### Required task:
Can you reproduce the data beneath, keeping every line exact?

* begin Rows *

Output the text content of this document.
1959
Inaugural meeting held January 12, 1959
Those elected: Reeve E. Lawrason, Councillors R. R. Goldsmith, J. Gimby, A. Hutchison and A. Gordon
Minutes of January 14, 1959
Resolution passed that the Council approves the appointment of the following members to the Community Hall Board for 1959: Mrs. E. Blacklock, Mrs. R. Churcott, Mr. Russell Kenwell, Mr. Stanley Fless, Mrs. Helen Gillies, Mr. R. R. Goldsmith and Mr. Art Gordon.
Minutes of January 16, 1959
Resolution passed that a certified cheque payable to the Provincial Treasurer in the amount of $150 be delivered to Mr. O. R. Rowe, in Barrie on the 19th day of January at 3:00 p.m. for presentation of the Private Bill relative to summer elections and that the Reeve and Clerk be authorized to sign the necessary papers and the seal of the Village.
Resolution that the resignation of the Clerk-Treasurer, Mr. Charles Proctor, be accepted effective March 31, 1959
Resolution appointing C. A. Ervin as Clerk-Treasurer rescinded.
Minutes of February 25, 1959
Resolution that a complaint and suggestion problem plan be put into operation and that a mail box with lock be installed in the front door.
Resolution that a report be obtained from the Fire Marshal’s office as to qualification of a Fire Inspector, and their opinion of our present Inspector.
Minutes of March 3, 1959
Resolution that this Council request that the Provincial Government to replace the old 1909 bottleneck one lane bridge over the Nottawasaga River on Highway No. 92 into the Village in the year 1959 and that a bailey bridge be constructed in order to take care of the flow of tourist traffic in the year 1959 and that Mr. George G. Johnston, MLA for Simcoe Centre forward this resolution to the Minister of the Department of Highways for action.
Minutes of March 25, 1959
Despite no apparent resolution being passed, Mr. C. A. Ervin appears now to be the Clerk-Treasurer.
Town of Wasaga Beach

* end Rows *

### Complete output:
Output the text content of this document.
1959
Inaugural meeting held January 12, 1959
Those elected: Reeve E. Lawrason, Councillors R. R. Goldsmith, J. Gimby, A. Hutchison and A. Gordon
Minutes of January 14, 1959
Resolution passed that the Council approves the appointment of the following members to the Community Hall Board for 1959: Mrs. E. Blacklock, Mrs. R. Churcott, Mr. Russell Kenwell, Mr. Stanley Fless, Mrs. Helen Gillies, Mr. R. R. Goldsmith and Mr. Art Gordon.
Minutes of January 16, 1959
Resolution passed that a certified cheque payable to the Provincial Treasurer in the amount of $150 be delivered to Mr. O. R. Rowe, in Barrie on the 19th day of January at 3:00 p.m. for presentation of the Private Bill relative to summer elections and that the Reeve and Clerk be authorized to sign the necessary papers and the seal of the Village.
Resolution that the resignation of the Clerk-Treasurer, Mr. Charles Proctor, be accepted effective March 31, 1959
Resolution appointing C. A. Ervin as Clerk-Treasurer rescinded.
Minutes of February 25, 1959
Resolution that a complaint and suggestion problem plan be put into operation and that a mail box with lock be installed in the front door.
Resolution that a report be obtained from the Fire Marshal’s office as to qualification of a Fire Inspector, and their opinion of our present Inspector.
Minutes of March 3, 1959
Resolution that this Council request that the Provincial Government to replace the old 1909 bottleneck one lane bridge over the Nottawasaga River on Highway No. 92 into the Village in the year 1959 and that a bailey bridge be constructed in order to take care of the flow of tourist traffic in the year 1959 and that Mr. George G. Johnston, MLA for Simcoe Centre forward this resolution to the Minister of the Department of Highways for action.
Minutes of March 25, 1959
Despite no apparent resolution being passed, Mr. C. A. Ervin appears now to be the Clerk-Treasurer.
Town of Wasaga Beach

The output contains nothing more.